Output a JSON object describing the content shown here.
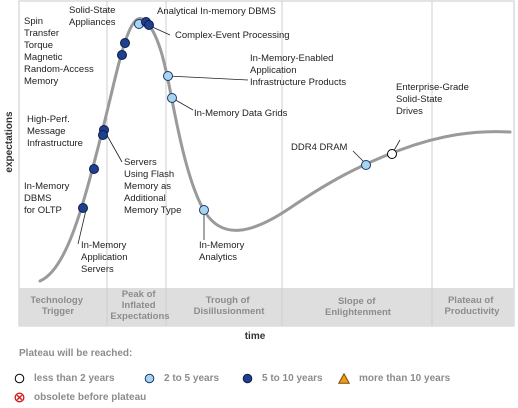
{
  "chart_data": {
    "type": "hype-cycle",
    "xlabel": "time",
    "ylabel": "expectations",
    "phases": [
      {
        "lines": [
          "Technology",
          "Trigger"
        ]
      },
      {
        "lines": [
          "Peak of",
          "Inflated",
          "Expectations"
        ]
      },
      {
        "lines": [
          "Trough of",
          "Disillusionment"
        ]
      },
      {
        "lines": [
          "Slope of",
          "Enlightenment"
        ]
      },
      {
        "lines": [
          "Plateau of",
          "Productivity"
        ]
      }
    ],
    "technologies": [
      {
        "lines": [
          "Spin",
          "Transfer",
          "Torque",
          "Magnetic",
          "Random-Access",
          "Memory"
        ],
        "plateau": "5 to 10 years",
        "position": 0.218
      },
      {
        "lines": [
          "Solid-State",
          "Appliances"
        ],
        "plateau": "2 to 5 years",
        "position": 0.265
      },
      {
        "lines": [
          "Analytical In-memory DBMS"
        ],
        "plateau": "5 to 10 years",
        "position": 0.276
      },
      {
        "lines": [
          "Complex-Event Processing"
        ],
        "plateau": "5 to 10 years",
        "position": 0.283
      },
      {
        "lines": [
          "In-Memory-Enabled",
          "Application",
          "Infrastructure Products"
        ],
        "plateau": "2 to 5 years",
        "position": 0.322
      },
      {
        "lines": [
          "In-Memory Data Grids"
        ],
        "plateau": "2 to 5 years",
        "position": 0.33
      },
      {
        "lines": [
          "High-Perf.",
          "Message",
          "Infrastructure"
        ],
        "plateau": "5 to 10 years",
        "position": 0.185
      },
      {
        "lines": [
          "Servers",
          "Using Flash",
          "Memory as",
          "Additional",
          "Memory Type"
        ],
        "plateau": "5 to 10 years",
        "position": 0.186
      },
      {
        "lines": [
          "In-Memory",
          "DBMS",
          "for OLTP"
        ],
        "plateau": "5 to 10 years",
        "position": 0.165
      },
      {
        "lines": [
          "In-Memory",
          "Application",
          "Servers"
        ],
        "plateau": "5 to 10 years",
        "position": 0.14
      },
      {
        "lines": [
          "In-Memory",
          "Analytics"
        ],
        "plateau": "2 to 5 years",
        "position": 0.39
      },
      {
        "lines": [
          "DDR4 DRAM"
        ],
        "plateau": "2 to 5 years",
        "position": 0.715
      },
      {
        "lines": [
          "Enterprise-Grade",
          "Solid-State",
          "Drives"
        ],
        "plateau": "less than 2 years",
        "position": 0.765
      }
    ]
  },
  "legend": {
    "title": "Plateau will be reached:",
    "items": [
      {
        "label": "less than 2 years",
        "icon": "hollow-circle-icon",
        "fill": "#ffffff",
        "stroke": "#000000"
      },
      {
        "label": "2 to 5 years",
        "icon": "light-blue-circle-icon",
        "fill": "#a8d4f0",
        "stroke": "#1a3a6a"
      },
      {
        "label": "5 to 10 years",
        "icon": "dark-blue-circle-icon",
        "fill": "#1f3f8f",
        "stroke": "#0b1d4a"
      },
      {
        "label": "more than 10 years",
        "icon": "orange-triangle-icon",
        "fill": "#f39a1e",
        "stroke": "#7a4a00"
      },
      {
        "label": "obsolete before plateau",
        "icon": "red-crossed-circle-icon",
        "fill": "#ffffff",
        "stroke": "#d02020"
      }
    ]
  },
  "colors": {
    "curve": "#9a9a9a",
    "phase_band": "#dedede",
    "phase_text": "#8c8c8c",
    "less_than_2": "#ffffff",
    "two_to_five": "#a8d4f0",
    "five_to_ten": "#1f3f8f",
    "more_than_ten": "#f39a1e",
    "obsolete": "#d02020"
  }
}
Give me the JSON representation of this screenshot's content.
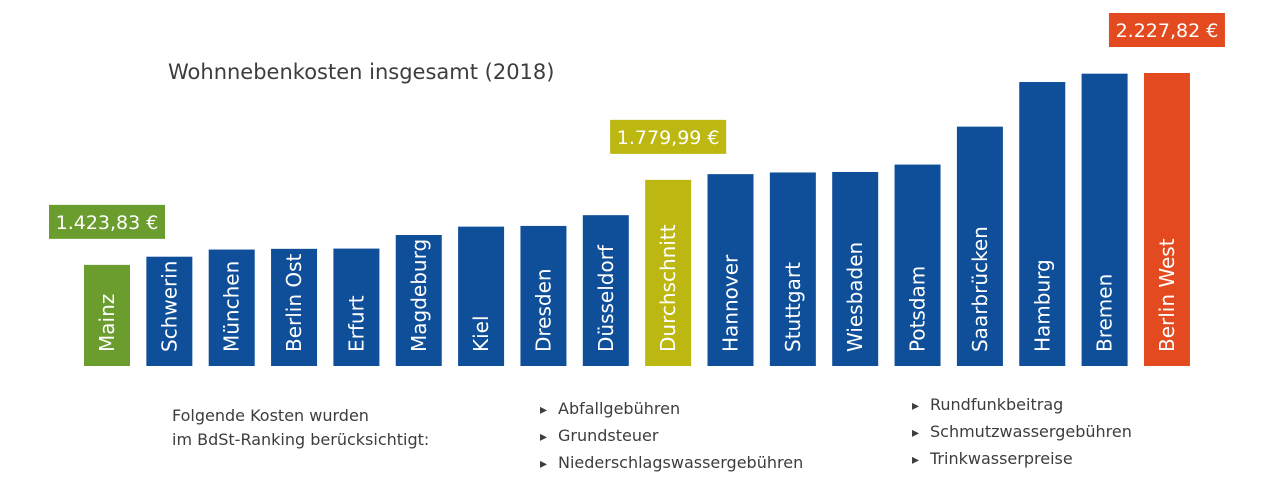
{
  "title": "Wohnnebenkosten insgesamt (2018)",
  "note": {
    "line1": "Folgende Kosten wurden",
    "line2": "im BdSt-Ranking berücksichtigt:"
  },
  "cost_items": [
    [
      "Abfallgebühren",
      "Grundsteuer",
      "Niederschlagswassergebühren"
    ],
    [
      "Rundfunkbeitrag",
      "Schmutzwassergebühren",
      "Trinkwasserpreise"
    ]
  ],
  "colors": {
    "default": "#0f4f9a",
    "min": "#6b9c2e",
    "average": "#bdb811",
    "max": "#e34a1f"
  },
  "chart_data": {
    "type": "bar",
    "title": "Wohnnebenkosten insgesamt (2018)",
    "categories": [
      "Mainz",
      "Schwerin",
      "München",
      "Berlin Ost",
      "Erfurt",
      "Magdeburg",
      "Kiel",
      "Dresden",
      "Düsseldorf",
      "Durchschnitt",
      "Hannover",
      "Stuttgart",
      "Wiesbaden",
      "Potsdam",
      "Saarbrücken",
      "Hamburg",
      "Bremen",
      "Berlin West"
    ],
    "values": [
      1423.83,
      1458,
      1488,
      1491,
      1492,
      1549,
      1584,
      1587,
      1632,
      1779.99,
      1804,
      1811,
      1813,
      1844,
      2003,
      2190,
      2225,
      2227.82
    ],
    "highlights": [
      "min",
      "default",
      "default",
      "default",
      "default",
      "default",
      "default",
      "default",
      "default",
      "average",
      "default",
      "default",
      "default",
      "default",
      "default",
      "default",
      "default",
      "max"
    ],
    "value_labels": [
      {
        "index": 0,
        "text": "1.423,83 €"
      },
      {
        "index": 9,
        "text": "1.779,99 €"
      },
      {
        "index": 17,
        "text": "2.227,82 €"
      }
    ],
    "ylim": [
      1000,
      2300
    ],
    "xlabel": "",
    "ylabel": "",
    "grid": false,
    "legend": "none",
    "orientation": "vertical bars, category labels rotated inside bars"
  }
}
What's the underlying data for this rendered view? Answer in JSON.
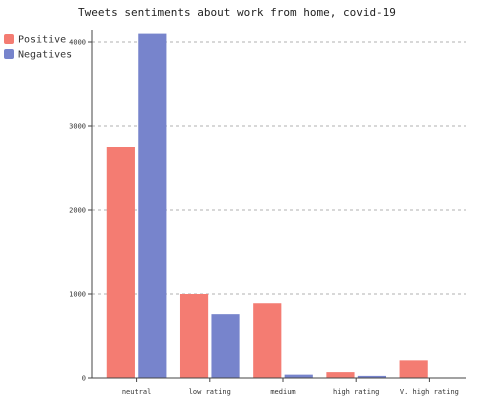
{
  "chart_data": {
    "type": "bar",
    "title": "Tweets sentiments about work from home, covid-19",
    "xlabel": "",
    "ylabel": "",
    "ylim": [
      0,
      4000
    ],
    "yticks": [
      0,
      1000,
      2000,
      3000,
      4000
    ],
    "grid": true,
    "legend_position": "top-left",
    "categories": [
      "neutral",
      "low rating",
      "medium",
      "high rating",
      "V. high rating"
    ],
    "series": [
      {
        "name": "Positive",
        "color": "#f47c72",
        "values": [
          2750,
          1000,
          890,
          70,
          210
        ]
      },
      {
        "name": "Negatives",
        "color": "#7784cc",
        "values": [
          4100,
          760,
          40,
          25,
          0
        ]
      }
    ]
  }
}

========================================================================

Stated problem ▸ Gather all lines from the listing above in which "rating" occurs.

Exercise solution ▸
      "low rating",
      "high rating",
      "V. high rating"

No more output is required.